INSTRUCTION: In the entries below, find the lines that contain the word "wymaganiami" and copy them.

ENTRIES:
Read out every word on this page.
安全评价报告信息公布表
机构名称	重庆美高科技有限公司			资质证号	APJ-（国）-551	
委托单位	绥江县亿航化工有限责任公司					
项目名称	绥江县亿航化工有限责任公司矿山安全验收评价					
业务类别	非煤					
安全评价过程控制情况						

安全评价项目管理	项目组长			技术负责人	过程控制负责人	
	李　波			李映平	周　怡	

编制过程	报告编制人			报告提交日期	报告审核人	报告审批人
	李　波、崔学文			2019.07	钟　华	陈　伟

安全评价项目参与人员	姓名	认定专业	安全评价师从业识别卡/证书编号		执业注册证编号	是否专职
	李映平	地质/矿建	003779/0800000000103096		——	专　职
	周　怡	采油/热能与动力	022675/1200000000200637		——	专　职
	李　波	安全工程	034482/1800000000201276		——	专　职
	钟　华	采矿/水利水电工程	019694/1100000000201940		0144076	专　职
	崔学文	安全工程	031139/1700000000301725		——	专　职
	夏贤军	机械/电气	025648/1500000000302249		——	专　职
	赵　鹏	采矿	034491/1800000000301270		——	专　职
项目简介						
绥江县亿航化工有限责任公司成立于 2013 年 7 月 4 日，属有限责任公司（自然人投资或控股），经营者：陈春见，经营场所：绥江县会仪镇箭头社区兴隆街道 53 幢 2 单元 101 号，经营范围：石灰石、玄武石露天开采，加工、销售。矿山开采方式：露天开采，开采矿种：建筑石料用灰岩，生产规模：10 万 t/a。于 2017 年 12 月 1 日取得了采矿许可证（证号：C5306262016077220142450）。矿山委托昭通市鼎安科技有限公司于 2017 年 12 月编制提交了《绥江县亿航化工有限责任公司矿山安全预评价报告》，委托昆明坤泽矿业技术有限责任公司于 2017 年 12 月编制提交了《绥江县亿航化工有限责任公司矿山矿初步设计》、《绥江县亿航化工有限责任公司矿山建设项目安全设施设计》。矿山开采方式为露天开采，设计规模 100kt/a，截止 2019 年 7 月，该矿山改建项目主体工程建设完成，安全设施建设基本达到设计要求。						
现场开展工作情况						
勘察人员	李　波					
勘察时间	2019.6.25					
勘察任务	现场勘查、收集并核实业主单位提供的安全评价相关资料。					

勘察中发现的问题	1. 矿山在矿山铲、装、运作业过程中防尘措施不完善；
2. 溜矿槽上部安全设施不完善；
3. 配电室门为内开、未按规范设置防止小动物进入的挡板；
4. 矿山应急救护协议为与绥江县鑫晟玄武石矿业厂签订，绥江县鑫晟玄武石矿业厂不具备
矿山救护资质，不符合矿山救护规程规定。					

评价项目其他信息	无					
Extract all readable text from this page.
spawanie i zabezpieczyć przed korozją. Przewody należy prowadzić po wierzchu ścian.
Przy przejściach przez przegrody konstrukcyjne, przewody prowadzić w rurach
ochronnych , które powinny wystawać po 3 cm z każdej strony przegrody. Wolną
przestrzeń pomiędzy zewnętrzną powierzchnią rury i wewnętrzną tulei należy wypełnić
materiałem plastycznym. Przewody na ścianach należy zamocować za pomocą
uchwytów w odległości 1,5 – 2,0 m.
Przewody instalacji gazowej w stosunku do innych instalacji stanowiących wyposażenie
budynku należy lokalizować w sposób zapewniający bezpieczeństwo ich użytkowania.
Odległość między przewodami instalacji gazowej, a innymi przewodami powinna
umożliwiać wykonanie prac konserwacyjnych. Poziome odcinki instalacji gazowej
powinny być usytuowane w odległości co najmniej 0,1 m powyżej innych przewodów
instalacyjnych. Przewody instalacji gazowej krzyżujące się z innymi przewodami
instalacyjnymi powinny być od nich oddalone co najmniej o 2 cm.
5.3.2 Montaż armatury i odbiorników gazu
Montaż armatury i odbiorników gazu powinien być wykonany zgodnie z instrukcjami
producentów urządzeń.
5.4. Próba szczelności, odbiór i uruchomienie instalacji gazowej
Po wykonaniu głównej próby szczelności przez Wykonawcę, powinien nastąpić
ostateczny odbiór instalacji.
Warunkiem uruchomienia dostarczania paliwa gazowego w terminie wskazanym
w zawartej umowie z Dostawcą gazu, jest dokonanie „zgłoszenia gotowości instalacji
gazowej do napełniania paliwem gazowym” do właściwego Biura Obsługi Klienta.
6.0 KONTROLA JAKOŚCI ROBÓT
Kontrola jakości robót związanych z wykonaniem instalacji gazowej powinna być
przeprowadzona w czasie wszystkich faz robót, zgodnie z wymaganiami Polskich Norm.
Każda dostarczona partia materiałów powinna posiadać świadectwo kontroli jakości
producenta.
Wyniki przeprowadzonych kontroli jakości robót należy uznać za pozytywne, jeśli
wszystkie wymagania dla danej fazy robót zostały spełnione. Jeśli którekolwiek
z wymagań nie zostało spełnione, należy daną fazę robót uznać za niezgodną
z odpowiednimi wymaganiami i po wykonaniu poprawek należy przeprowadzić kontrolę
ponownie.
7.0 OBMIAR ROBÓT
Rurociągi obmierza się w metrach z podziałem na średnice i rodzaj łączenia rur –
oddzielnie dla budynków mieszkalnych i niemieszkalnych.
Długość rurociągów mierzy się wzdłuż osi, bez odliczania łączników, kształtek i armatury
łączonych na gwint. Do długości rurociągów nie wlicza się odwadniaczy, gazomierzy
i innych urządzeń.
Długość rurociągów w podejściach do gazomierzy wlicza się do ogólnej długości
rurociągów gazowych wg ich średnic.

CORRECT RESULT:
przeprowadzona w czasie wszystkich faz robót, zgodnie z wymaganiami Polskich Norm.
z odpowiednimi wymaganiami i po wykonaniu poprawek należy przeprowadzić kontrolę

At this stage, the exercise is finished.